[START Data excerpts]
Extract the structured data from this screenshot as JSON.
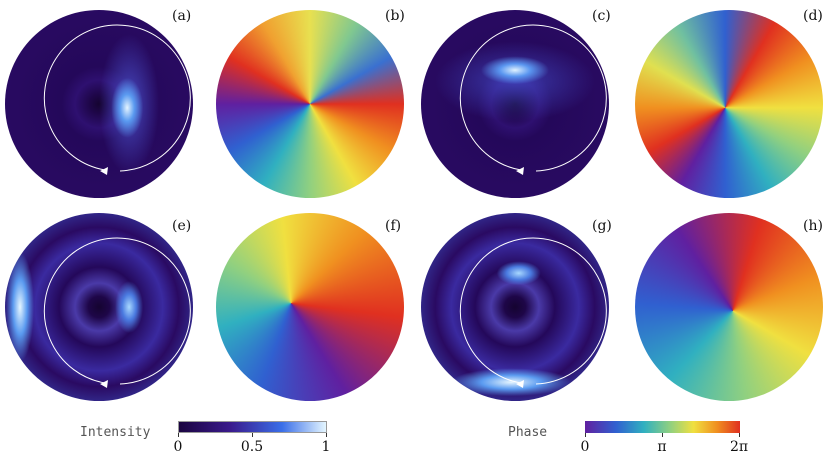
{
  "panels": [
    {
      "label": "(a)"
    },
    {
      "label": "(b)"
    },
    {
      "label": "(c)"
    },
    {
      "label": "(d)"
    },
    {
      "label": "(e)"
    },
    {
      "label": "(f)"
    },
    {
      "label": "(g)"
    },
    {
      "label": "(h)"
    }
  ],
  "colorbars": [
    {
      "title": "Intensity",
      "lim": [
        0,
        1
      ],
      "ticks": [
        0,
        0.5,
        1
      ]
    },
    {
      "title": "Phase",
      "lim": [
        0,
        6.28319
      ],
      "ticks": [
        0,
        {
          "value": 3.14159,
          "label": "π"
        },
        {
          "value": 6.28319,
          "label": "2π"
        }
      ]
    }
  ]
}
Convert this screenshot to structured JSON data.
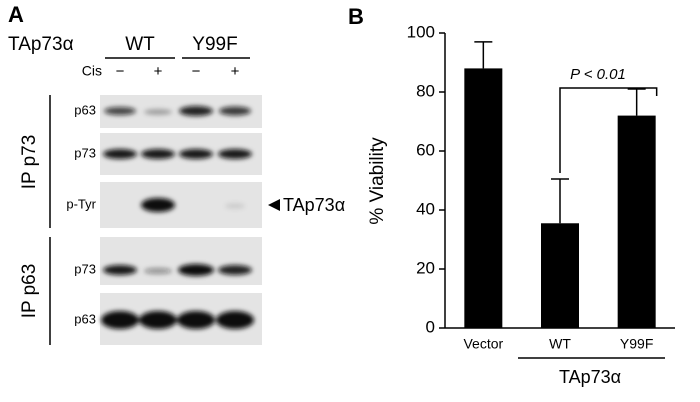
{
  "panel_a": {
    "label": "A",
    "construct": "TAp73α",
    "groups": [
      "WT",
      "Y99F"
    ],
    "treatment": "Cis",
    "lanes": [
      "−",
      "+",
      "−",
      "+"
    ],
    "ip_groups": [
      "IP p73",
      "IP p63"
    ],
    "rows": [
      "p63",
      "p73",
      "p-Tyr",
      "p73",
      "p63"
    ],
    "arrow_label": "TAp73α"
  },
  "chart_data": {
    "type": "bar",
    "panel_label": "B",
    "y_label": "% Viability",
    "categories": [
      "Vector",
      "WT",
      "Y99F"
    ],
    "values": [
      88,
      35.5,
      72
    ],
    "errors": [
      9,
      15,
      9
    ],
    "color": "#000000",
    "ylim": [
      0,
      100
    ],
    "yticks": [
      0,
      20,
      40,
      60,
      80,
      100
    ],
    "group_label": "TAp73α",
    "annotation": "P < 0.01"
  }
}
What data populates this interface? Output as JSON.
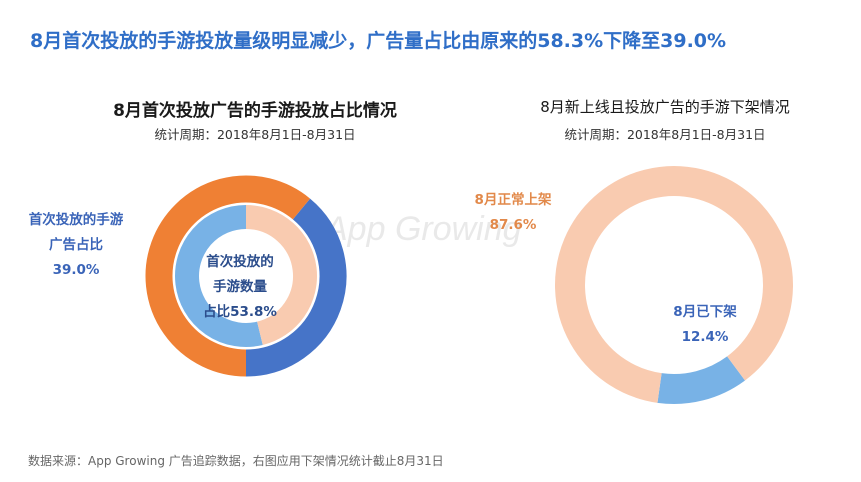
{
  "headline": "8月首次投放的手游投放量级明显减少，广告量占比由原来的58.3%下降至39.0%",
  "watermark": "App Growing",
  "source": "数据来源：App Growing 广告追踪数据，右图应用下架情况统计截止8月31日",
  "colors": {
    "headline": "#2f6ec7",
    "outer_first_launch": "#4674c8",
    "outer_other": "#ef8034",
    "inner_first_launch": "#78b2e6",
    "inner_other": "#f9cbb0",
    "right_normal": "#f9cbb0",
    "right_delisted": "#78b2e6"
  },
  "chart_data": [
    {
      "type": "pie",
      "variant": "nested-donut",
      "title": "8月首次投放广告的手游投放占比情况",
      "subtitle": "统计周期：2018年8月1日-8月31日",
      "rings": [
        {
          "ring": "outer",
          "values": [
            39.0,
            61.0
          ]
        },
        {
          "ring": "inner",
          "values": [
            53.8,
            46.2
          ]
        }
      ],
      "annotations": {
        "outer_label_lines": [
          "首次投放的手游",
          "广告占比",
          "39.0%"
        ],
        "inner_label_lines": [
          "首次投放的",
          "手游数量",
          "占比53.8%"
        ]
      }
    },
    {
      "type": "pie",
      "variant": "donut",
      "title": "8月新上线且投放广告的手游下架情况",
      "subtitle": "统计周期：2018年8月1日-8月31日",
      "slices": [
        {
          "label": "8月正常上架",
          "value": 87.6,
          "value_label": "87.6%"
        },
        {
          "label": "8月已下架",
          "value": 12.4,
          "value_label": "12.4%"
        }
      ]
    }
  ]
}
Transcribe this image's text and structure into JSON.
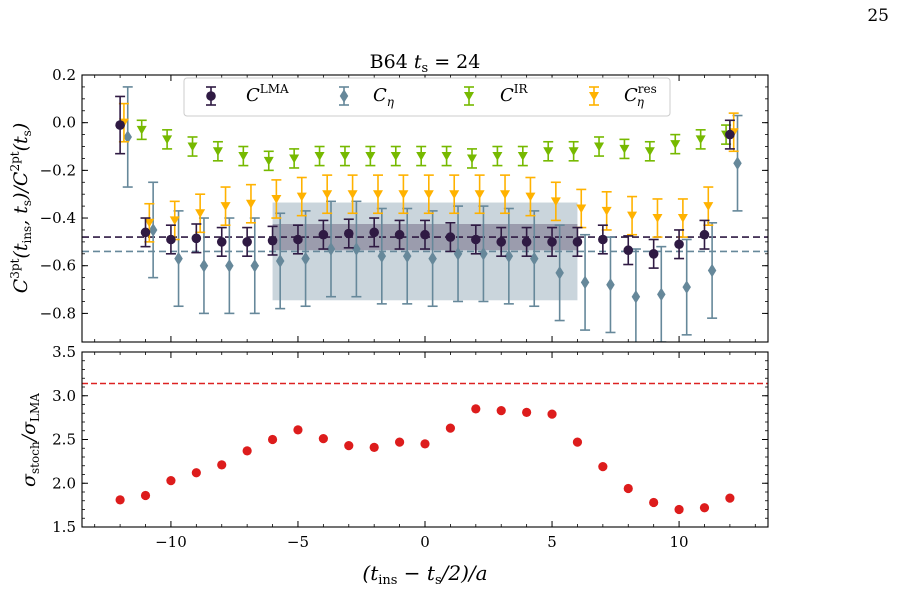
{
  "page_number": "25",
  "chart_data": [
    {
      "type": "scatter",
      "title": "B64 t_s = 24",
      "title_parts": {
        "prefix": "B64 ",
        "var": "t",
        "sub": "s",
        "suffix": " = 24"
      },
      "xlim": [
        -13.5,
        13.5
      ],
      "ylim": [
        -0.92,
        0.2
      ],
      "yticks": [
        -0.8,
        -0.6,
        -0.4,
        -0.2,
        0.0,
        0.2
      ],
      "ytick_labels": [
        "−0.8",
        "−0.6",
        "−0.4",
        "−0.2",
        "0.0",
        "0.2"
      ],
      "ylabel": "C^{3pt}(t_ins, t_s)/C^{2pt}(t_s)",
      "ylabel_parts": {
        "C": "C",
        "sup3pt": "3pt",
        "args1": "(t",
        "ins": "ins",
        "mid": ", t",
        "s1": "s",
        "slash": ")/C",
        "sup2pt": "2pt",
        "args2": "(t",
        "s2": "s",
        "close": ")"
      },
      "grid": false,
      "legend_position": "top-center",
      "series": [
        {
          "name": "C^LMA",
          "label_base": "C",
          "label_sup": "LMA",
          "label_sub": "",
          "marker": "circle",
          "color": "#2f1a43",
          "x": [
            -12,
            -11,
            -10,
            -9,
            -8,
            -7,
            -6,
            -5,
            -4,
            -3,
            -2,
            -1,
            0,
            1,
            2,
            3,
            4,
            5,
            6,
            7,
            8,
            9,
            10,
            11,
            12
          ],
          "y": [
            -0.01,
            -0.46,
            -0.49,
            -0.485,
            -0.5,
            -0.5,
            -0.495,
            -0.49,
            -0.47,
            -0.465,
            -0.46,
            -0.47,
            -0.47,
            -0.48,
            -0.49,
            -0.5,
            -0.5,
            -0.5,
            -0.5,
            -0.49,
            -0.535,
            -0.55,
            -0.51,
            -0.47,
            -0.05
          ],
          "err": [
            0.12,
            0.06,
            0.06,
            0.06,
            0.06,
            0.06,
            0.06,
            0.06,
            0.06,
            0.06,
            0.06,
            0.06,
            0.06,
            0.06,
            0.06,
            0.06,
            0.06,
            0.06,
            0.06,
            0.06,
            0.06,
            0.06,
            0.06,
            0.06,
            0.06
          ]
        },
        {
          "name": "C_eta",
          "label_base": "C",
          "label_sup": "",
          "label_sub": "η",
          "marker": "diamond",
          "color": "#66889a",
          "x": [
            -11.7,
            -10.7,
            -9.7,
            -8.7,
            -7.7,
            -6.7,
            -5.7,
            -4.7,
            -3.7,
            -2.7,
            -1.7,
            -0.7,
            0.3,
            1.3,
            2.3,
            3.3,
            4.3,
            5.3,
            6.3,
            7.3,
            8.3,
            9.3,
            10.3,
            11.3,
            12.3
          ],
          "y": [
            -0.06,
            -0.45,
            -0.57,
            -0.6,
            -0.6,
            -0.6,
            -0.58,
            -0.57,
            -0.53,
            -0.53,
            -0.56,
            -0.56,
            -0.57,
            -0.55,
            -0.55,
            -0.56,
            -0.57,
            -0.63,
            -0.67,
            -0.68,
            -0.73,
            -0.72,
            -0.69,
            -0.62,
            -0.17
          ],
          "err": [
            0.21,
            0.2,
            0.2,
            0.2,
            0.2,
            0.2,
            0.2,
            0.2,
            0.2,
            0.2,
            0.2,
            0.2,
            0.2,
            0.2,
            0.2,
            0.2,
            0.2,
            0.2,
            0.2,
            0.2,
            0.2,
            0.2,
            0.2,
            0.2,
            0.2
          ]
        },
        {
          "name": "C^IR",
          "label_base": "C",
          "label_sup": "IR",
          "label_sub": "",
          "marker": "triangle-down",
          "color": "#76b900",
          "x": [
            -11.15,
            -10.15,
            -9.15,
            -8.15,
            -7.15,
            -6.15,
            -5.15,
            -4.15,
            -3.15,
            -2.15,
            -1.15,
            -0.15,
            0.85,
            1.85,
            2.85,
            3.85,
            4.85,
            5.85,
            6.85,
            7.85,
            8.85,
            9.85,
            10.85,
            11.85
          ],
          "y": [
            -0.03,
            -0.07,
            -0.1,
            -0.12,
            -0.14,
            -0.16,
            -0.15,
            -0.14,
            -0.14,
            -0.14,
            -0.14,
            -0.14,
            -0.14,
            -0.15,
            -0.14,
            -0.14,
            -0.12,
            -0.12,
            -0.1,
            -0.11,
            -0.12,
            -0.09,
            -0.07,
            -0.05
          ],
          "err": [
            0.04,
            0.04,
            0.04,
            0.04,
            0.04,
            0.04,
            0.04,
            0.04,
            0.04,
            0.04,
            0.04,
            0.04,
            0.04,
            0.04,
            0.04,
            0.04,
            0.04,
            0.04,
            0.04,
            0.04,
            0.04,
            0.04,
            0.04,
            0.04
          ]
        },
        {
          "name": "C_eta^res",
          "label_base": "C",
          "label_sup": "res",
          "label_sub": "η",
          "marker": "triangle-down",
          "color": "#ffb200",
          "x": [
            -11.85,
            -10.85,
            -9.85,
            -8.85,
            -7.85,
            -6.85,
            -5.85,
            -4.85,
            -3.85,
            -2.85,
            -1.85,
            -0.85,
            0.15,
            1.15,
            2.15,
            3.15,
            4.15,
            5.15,
            6.15,
            7.15,
            8.15,
            9.15,
            10.15,
            11.15,
            12.15
          ],
          "y": [
            0.0,
            -0.42,
            -0.41,
            -0.38,
            -0.35,
            -0.34,
            -0.32,
            -0.31,
            -0.3,
            -0.3,
            -0.3,
            -0.3,
            -0.3,
            -0.3,
            -0.3,
            -0.3,
            -0.31,
            -0.33,
            -0.36,
            -0.37,
            -0.39,
            -0.4,
            -0.4,
            -0.35,
            -0.04
          ],
          "err": [
            0.08,
            0.08,
            0.08,
            0.08,
            0.08,
            0.08,
            0.08,
            0.08,
            0.08,
            0.08,
            0.08,
            0.08,
            0.08,
            0.08,
            0.08,
            0.08,
            0.08,
            0.08,
            0.08,
            0.08,
            0.08,
            0.08,
            0.08,
            0.08,
            0.08
          ]
        }
      ],
      "hlines": [
        {
          "y": -0.48,
          "color": "#2f1a43",
          "style": "dashed"
        },
        {
          "y": -0.54,
          "color": "#66889a",
          "style": "dashed"
        }
      ],
      "bands": [
        {
          "x0": -6,
          "x1": 6,
          "y0": -0.745,
          "y1": -0.335,
          "color": "#66889a",
          "opacity": 0.35
        },
        {
          "x0": -6,
          "x1": 6,
          "y0": -0.535,
          "y1": -0.425,
          "color": "#2f1a43",
          "opacity": 0.3
        }
      ]
    },
    {
      "type": "scatter",
      "xlim": [
        -13.5,
        13.5
      ],
      "ylim": [
        1.5,
        3.5
      ],
      "xticks": [
        -10,
        -5,
        0,
        5,
        10
      ],
      "xtick_labels": [
        "−10",
        "−5",
        "0",
        "5",
        "10"
      ],
      "yticks": [
        1.5,
        2.0,
        2.5,
        3.0,
        3.5
      ],
      "ytick_labels": [
        "1.5",
        "2.0",
        "2.5",
        "3.0",
        "3.5"
      ],
      "xlabel": "(t_ins − t_s/2)/a",
      "xlabel_parts": {
        "open": "(t",
        "ins": "ins",
        "mid": " − t",
        "s": "s",
        "close": "/2)/a"
      },
      "ylabel": "σ_stoch/σ_LMA",
      "ylabel_parts": {
        "sigma1": "σ",
        "sub1": "stoch",
        "slash": "/σ",
        "sub2": "LMA"
      },
      "grid": false,
      "series": [
        {
          "marker": "circle",
          "color": "#dd1c1c",
          "x": [
            -12,
            -11,
            -10,
            -9,
            -8,
            -7,
            -6,
            -5,
            -4,
            -3,
            -2,
            -1,
            0,
            1,
            2,
            3,
            4,
            5,
            6,
            7,
            8,
            9,
            10,
            11,
            12
          ],
          "y": [
            1.81,
            1.86,
            2.03,
            2.12,
            2.21,
            2.37,
            2.5,
            2.61,
            2.51,
            2.43,
            2.41,
            2.47,
            2.45,
            2.63,
            2.85,
            2.83,
            2.81,
            2.79,
            2.47,
            2.19,
            1.94,
            1.78,
            1.7,
            1.72,
            1.83
          ]
        }
      ],
      "hlines": [
        {
          "y": 3.14,
          "color": "#dd2222",
          "style": "dashed"
        }
      ]
    }
  ]
}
[END Data excerpts]
Task brief: Report how many lines in this data include the string "Growing", and nothing else.

In response: 2